| Provided text |
Overfitting and Regularization
---

* too many features, hypothesis fits the training set very well (almost zero cost) but fail to generalize to new examples
* 3 types of fitting result: 
    * underfit (high bias)
    * just right
    * overfit (high variance)
* solution: 
    * reduce number of features
        * manually select which features
        * feature selection algorithms
    * regularization: work well for many slightly useful features


$$
J(\vec \theta) = \frac{1}{2m}\left[\sum_{i=1}^m\left(h_{\vec \theta}(x^{(i)}) - y^{(i)} \right)^2 + \lambda \sum_{i=1}^n \theta_i^2\right]
$$
    

* 1st term: keep good fit
* 2nd term: keep hypothesis simple
* $\lambda$: regularization parameter, control balance
* convention is not to penalize $\theta_0$ term: index starts from 1. For large $\lambda$, $h\approx \theta_0$


Gradient Descent
---
\begin{eqnarray*}
\theta_0 &\leftarrow& \theta_0 - \alpha\frac{1}{m}\sum_{i=1}^m \left(h_{\vec \theta}(x^{(i)}) - y^{(i)} \right)x_0^{(i)}\\
\theta_j &\leftarrow& \theta_j - \alpha\left[\frac{1}{m}\sum_{i=1}^m \left(h_{\vec \theta}(x^{(i)}) - y^{(i)} \right)x_0^{(i)} + \frac{\lambda}{m}\theta_j \right]\\
&& = \theta_j\left(1-\alpha \frac{\lambda}{m}\right) - \alpha\frac{1}{m}\sum_{i=1}^m \left(h_{\vec \theta}(x^{(i)}) - y^{(i)} \right)x_0^{(i)}
\end{eqnarray*}
* $\left(1-\alpha \frac{\lambda}{m}\right) < 1$, say 0.99. slowly makes $\theta_j$ smaller and smaller

Normal Equation with Regularization
---

Solve 
$$
\frac{\partial}{\partial\theta_j} J(\theta) = 0
$$
to get $\theta = [X^TX + \lambda \text{ diag}(0, 1, 1, \ldots, 1)]^{-1} X^T y$
* regularization: if $m<n$ then $X^TX$ non-invertible, but with regularization the matrix is always invertible


Week 4
===

Neural Network Introduction
---

* motivation
    * quadratic features has $O(n^2)$ terms if originally there are $n$ features; cubit features has $O(n^3)$ terms
    * in many practical problems, like computer vision, $n$ is huge
* popular in 80s and early 90s, then diminished in late 90s
* the "one learning algorithm" hypothesis
    * neural rewiring experiment; audio cortex can learn to see
    * "seeing with your tongue", "human sonar", "implanting a 3rd eye", ...

| Records shown |
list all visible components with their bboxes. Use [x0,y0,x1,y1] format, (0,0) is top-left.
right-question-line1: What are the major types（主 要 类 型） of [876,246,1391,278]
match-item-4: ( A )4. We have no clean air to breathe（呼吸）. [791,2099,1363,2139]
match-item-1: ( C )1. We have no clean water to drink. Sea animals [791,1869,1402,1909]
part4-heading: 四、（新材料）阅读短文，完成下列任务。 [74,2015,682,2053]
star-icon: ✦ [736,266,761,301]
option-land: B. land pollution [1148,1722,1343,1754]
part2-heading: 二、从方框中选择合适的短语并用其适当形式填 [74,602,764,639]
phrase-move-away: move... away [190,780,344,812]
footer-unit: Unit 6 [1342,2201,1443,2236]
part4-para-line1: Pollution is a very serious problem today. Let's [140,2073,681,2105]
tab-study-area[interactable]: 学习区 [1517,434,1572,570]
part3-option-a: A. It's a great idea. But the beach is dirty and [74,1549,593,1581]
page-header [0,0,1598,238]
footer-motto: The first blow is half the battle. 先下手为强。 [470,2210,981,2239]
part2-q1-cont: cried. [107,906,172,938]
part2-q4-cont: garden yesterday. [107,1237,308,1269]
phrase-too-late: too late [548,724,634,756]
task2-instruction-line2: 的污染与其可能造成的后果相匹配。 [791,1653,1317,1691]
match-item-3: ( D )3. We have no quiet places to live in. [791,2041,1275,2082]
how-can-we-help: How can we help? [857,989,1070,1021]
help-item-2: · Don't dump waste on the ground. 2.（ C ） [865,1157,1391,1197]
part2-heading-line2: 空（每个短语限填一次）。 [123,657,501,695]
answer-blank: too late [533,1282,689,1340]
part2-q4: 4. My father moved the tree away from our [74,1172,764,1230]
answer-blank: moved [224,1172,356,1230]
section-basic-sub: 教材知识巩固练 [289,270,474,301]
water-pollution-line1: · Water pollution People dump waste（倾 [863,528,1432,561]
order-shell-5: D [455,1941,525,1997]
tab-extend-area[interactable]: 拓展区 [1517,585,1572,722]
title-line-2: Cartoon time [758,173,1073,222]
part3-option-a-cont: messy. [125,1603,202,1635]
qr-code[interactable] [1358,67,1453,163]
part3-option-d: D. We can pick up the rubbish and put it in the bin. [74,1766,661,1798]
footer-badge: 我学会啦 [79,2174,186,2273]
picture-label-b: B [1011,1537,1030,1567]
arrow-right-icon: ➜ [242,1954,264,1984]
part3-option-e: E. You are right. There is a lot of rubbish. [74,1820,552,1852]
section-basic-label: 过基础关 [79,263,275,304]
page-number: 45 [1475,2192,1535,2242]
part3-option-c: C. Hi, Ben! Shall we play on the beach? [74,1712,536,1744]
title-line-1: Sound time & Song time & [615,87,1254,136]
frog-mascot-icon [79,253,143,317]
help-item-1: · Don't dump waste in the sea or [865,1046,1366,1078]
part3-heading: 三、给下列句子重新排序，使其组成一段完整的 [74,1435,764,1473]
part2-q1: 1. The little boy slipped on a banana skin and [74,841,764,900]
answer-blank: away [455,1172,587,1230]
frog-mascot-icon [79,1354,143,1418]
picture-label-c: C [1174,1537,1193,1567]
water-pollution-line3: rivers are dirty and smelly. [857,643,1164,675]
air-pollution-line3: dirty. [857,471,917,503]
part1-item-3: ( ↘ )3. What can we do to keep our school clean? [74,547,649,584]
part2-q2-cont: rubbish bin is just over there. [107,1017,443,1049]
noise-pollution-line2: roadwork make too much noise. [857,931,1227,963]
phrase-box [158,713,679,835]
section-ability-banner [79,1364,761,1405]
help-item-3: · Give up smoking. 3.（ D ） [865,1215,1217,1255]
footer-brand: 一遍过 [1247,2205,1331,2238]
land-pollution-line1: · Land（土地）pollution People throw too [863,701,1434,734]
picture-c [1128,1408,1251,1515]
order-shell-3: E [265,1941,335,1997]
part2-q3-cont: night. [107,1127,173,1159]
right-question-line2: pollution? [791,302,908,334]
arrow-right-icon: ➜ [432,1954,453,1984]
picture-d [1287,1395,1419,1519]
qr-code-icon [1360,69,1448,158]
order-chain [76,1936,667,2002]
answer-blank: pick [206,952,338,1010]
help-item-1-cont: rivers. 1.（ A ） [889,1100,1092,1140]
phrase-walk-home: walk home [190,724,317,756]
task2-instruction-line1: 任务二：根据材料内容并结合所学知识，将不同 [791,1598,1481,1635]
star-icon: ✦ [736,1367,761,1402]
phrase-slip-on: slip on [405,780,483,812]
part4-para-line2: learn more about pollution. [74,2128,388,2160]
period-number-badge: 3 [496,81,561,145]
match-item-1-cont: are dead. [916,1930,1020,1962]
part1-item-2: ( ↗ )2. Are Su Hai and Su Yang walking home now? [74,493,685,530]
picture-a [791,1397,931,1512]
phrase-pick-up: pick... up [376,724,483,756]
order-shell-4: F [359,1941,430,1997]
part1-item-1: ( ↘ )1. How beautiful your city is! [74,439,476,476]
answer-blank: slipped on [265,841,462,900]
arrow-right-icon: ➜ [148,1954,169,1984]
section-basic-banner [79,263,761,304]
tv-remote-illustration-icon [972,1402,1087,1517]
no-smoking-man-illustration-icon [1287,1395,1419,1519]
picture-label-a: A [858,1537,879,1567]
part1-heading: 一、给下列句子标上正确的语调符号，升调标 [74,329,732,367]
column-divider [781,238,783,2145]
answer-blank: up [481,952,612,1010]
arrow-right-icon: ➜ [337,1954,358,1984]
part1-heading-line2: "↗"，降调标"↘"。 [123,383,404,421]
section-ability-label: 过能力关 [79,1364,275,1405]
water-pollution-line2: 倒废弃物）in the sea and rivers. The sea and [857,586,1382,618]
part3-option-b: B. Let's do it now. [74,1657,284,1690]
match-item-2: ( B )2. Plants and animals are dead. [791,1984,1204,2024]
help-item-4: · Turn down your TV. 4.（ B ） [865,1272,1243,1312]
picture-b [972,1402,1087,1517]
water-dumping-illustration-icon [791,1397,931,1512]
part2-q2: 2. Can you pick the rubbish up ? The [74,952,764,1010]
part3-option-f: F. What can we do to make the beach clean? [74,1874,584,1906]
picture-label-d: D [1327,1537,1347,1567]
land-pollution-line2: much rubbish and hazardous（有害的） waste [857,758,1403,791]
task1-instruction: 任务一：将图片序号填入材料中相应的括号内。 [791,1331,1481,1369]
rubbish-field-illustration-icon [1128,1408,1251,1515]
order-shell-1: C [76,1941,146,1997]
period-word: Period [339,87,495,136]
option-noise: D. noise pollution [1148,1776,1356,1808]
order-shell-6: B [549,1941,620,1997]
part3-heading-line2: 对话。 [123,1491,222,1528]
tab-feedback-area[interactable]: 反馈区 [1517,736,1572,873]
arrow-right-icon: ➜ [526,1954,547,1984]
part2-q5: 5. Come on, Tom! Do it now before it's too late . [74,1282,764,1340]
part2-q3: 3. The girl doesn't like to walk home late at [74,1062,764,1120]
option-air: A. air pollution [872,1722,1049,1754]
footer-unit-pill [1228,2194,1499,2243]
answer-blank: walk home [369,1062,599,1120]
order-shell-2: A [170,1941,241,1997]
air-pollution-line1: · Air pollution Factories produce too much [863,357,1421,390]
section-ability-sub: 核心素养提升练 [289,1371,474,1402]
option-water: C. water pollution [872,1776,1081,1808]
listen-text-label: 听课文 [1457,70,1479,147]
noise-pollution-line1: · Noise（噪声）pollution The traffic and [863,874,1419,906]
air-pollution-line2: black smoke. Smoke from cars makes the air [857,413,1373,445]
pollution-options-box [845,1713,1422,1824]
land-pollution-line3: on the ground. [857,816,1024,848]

| Requirement 1 |
Reproduce the overfitting and regularization notes between "Overfitting and Regularization" and "underfit (high bias)", inclusive, swapping "hypothesis" for "model".
| Requirement 2 |
Extend the machine learning notes on regularization and neural networks past their final line.

| Answer section 1 |
Overfitting and Regularization
---

* too many features, model fits the training set very well (almost zero cost) but fail to generalize to new examples
* 3 types of fitting result: 
    * underfit (high bias)

| Answer section 2 |
Neuron Model: Logistic Unit
---

* sigmoid (logistic) activation function, $x = (x_0, x_1, x_2, x_3)^T, \theta = (\theta_0, \theta_1, \theta_2, \theta_3)^T$

$$
h_{\vec\theta}(x) = \frac{1}{1+e^{-\theta^T x}}
$$

* $x_0 = 1$, "bias unit"

Neural Network
---

* forward propagation
* input layer, hidden layers, output layer
* $a^{(j)}$ (vector) activation of unit $i$ in layer $j$
* $\theta^{(j)}$ matrix of weights controling function mapping from layer $j$ to layer $j+1$
* if layer $j$ has $s_j$ units than $\theta^{(j)}$ has size $s_{j+1}\times (s_j+1)$
* example: 
    * input layer has 3 units
    * hidden layer has 3 units
    * output layer has 1 unit

\begin{eqnarray*}
a^{(2)} &=& g\left(\theta^{(1)}_{3\times 4} x\right) \\
a^{(2)} &\leftarrow & [1, a^{(2)}]\qquad \% \text{ adding bias $a^{(2)}_0$} \\
h_{\vec\theta} (x) &=& a^{(3)} = g\left(\theta^{(2)}_{1\times 4} a^{(2)}\right)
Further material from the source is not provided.